◆ Task to complete:
From the entries below, please gather each line containing the string "efficiency".
- - - - -
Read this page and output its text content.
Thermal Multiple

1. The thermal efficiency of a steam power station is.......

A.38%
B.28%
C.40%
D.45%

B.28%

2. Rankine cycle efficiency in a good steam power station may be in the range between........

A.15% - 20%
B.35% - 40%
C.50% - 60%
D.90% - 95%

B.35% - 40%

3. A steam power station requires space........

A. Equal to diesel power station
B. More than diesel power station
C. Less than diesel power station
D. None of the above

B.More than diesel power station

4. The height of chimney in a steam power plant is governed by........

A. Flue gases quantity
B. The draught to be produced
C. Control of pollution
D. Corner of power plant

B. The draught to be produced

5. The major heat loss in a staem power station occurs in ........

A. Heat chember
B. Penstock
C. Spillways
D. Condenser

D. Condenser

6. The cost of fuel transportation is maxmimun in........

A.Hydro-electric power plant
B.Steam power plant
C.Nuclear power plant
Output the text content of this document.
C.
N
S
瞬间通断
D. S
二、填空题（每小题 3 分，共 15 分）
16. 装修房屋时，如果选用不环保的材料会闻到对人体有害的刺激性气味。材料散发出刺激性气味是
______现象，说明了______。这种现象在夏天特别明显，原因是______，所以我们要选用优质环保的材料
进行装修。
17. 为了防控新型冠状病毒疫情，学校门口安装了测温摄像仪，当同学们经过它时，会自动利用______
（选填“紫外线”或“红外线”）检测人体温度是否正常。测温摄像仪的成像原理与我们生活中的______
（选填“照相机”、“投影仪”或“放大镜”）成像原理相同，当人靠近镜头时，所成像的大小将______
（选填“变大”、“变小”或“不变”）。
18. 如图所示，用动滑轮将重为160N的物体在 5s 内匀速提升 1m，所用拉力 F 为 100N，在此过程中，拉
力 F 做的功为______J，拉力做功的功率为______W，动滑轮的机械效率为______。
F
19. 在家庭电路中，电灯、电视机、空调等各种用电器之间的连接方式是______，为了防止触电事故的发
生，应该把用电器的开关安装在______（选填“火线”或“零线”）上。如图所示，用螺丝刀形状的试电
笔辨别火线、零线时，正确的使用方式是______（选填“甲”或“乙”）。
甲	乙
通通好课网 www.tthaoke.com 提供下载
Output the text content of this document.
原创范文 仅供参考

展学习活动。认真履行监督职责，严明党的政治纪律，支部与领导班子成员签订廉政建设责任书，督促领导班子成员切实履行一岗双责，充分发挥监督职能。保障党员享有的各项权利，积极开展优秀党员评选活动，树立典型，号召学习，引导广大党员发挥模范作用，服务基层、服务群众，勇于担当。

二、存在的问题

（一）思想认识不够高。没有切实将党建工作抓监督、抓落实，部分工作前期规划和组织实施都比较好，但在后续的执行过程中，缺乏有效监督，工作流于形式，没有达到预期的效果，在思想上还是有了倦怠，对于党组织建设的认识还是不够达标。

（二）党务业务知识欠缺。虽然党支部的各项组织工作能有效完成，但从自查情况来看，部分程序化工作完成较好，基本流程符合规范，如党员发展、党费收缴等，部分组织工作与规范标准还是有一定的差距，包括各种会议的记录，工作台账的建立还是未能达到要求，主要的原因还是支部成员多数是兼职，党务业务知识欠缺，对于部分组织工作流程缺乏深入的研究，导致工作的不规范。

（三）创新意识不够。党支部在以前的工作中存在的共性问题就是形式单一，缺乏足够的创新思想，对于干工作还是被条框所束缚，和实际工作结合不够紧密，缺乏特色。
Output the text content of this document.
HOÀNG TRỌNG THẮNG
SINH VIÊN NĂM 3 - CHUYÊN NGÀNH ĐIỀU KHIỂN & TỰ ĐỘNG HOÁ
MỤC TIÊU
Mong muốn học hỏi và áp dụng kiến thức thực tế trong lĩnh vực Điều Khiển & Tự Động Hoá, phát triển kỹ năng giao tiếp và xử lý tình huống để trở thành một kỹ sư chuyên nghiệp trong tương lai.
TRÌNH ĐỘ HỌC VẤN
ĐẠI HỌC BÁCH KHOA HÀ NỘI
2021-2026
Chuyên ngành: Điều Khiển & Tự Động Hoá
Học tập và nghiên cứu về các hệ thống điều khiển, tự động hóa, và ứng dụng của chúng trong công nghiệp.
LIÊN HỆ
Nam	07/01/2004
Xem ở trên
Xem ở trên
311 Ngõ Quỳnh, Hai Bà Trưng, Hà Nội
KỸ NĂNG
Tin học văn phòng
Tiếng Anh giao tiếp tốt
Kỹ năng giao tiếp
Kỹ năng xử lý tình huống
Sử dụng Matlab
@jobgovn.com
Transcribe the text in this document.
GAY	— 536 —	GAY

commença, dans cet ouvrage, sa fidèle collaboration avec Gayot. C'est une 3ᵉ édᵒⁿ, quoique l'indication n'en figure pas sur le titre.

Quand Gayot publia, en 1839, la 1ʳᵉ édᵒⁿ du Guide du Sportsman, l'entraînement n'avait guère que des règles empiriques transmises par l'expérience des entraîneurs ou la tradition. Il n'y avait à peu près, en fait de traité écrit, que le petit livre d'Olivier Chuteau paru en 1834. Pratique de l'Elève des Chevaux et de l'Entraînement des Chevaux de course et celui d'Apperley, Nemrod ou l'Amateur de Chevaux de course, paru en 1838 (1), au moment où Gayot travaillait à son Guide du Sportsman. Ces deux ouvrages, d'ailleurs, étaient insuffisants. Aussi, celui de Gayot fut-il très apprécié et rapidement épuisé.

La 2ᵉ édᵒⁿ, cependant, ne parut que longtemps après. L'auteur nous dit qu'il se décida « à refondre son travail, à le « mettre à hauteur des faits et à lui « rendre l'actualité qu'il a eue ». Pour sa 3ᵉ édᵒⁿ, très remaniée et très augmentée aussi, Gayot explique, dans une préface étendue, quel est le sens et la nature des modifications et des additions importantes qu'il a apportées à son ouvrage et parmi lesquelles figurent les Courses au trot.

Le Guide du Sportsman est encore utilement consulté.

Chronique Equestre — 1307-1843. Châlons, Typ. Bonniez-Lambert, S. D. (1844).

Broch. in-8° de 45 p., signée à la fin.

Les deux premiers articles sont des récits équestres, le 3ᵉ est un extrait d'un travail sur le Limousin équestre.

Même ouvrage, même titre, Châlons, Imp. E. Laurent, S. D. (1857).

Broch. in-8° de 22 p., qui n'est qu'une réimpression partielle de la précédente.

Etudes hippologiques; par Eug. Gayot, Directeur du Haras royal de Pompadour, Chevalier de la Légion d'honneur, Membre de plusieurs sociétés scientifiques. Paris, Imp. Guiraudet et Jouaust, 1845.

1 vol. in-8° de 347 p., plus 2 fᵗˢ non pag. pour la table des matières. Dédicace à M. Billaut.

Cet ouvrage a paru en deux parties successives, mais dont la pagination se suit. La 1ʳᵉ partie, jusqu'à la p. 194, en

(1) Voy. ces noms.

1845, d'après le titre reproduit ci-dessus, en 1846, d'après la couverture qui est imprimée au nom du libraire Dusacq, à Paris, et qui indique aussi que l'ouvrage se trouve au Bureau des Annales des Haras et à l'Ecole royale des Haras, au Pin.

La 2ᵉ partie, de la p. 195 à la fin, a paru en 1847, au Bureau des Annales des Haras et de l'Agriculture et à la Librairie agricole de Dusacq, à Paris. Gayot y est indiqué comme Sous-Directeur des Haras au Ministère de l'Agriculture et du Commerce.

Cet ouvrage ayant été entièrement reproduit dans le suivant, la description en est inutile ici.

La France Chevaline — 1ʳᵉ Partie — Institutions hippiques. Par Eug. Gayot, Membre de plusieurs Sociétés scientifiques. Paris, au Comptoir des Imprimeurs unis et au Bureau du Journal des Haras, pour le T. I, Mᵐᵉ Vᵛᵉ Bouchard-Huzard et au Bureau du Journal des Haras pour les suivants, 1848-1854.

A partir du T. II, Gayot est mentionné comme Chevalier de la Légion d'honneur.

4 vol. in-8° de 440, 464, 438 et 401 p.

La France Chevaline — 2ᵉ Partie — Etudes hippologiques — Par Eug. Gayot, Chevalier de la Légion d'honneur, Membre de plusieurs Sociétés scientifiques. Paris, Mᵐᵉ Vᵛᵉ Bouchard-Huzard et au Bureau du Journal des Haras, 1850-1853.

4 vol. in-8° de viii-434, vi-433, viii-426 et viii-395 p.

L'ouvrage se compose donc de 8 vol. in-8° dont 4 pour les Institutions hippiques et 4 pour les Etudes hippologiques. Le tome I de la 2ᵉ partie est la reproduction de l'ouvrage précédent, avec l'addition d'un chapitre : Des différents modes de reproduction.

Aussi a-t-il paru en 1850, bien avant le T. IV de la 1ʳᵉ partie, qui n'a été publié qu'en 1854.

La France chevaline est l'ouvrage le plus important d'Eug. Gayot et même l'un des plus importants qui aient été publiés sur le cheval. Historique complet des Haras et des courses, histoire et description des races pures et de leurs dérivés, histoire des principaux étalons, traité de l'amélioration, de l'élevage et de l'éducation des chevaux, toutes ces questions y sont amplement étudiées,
- - - - -
◆ Solution to this exercise:
1. The thermal efficiency of a steam power station is.......
2. Rankine cycle efficiency in a good steam power station may be in the range between........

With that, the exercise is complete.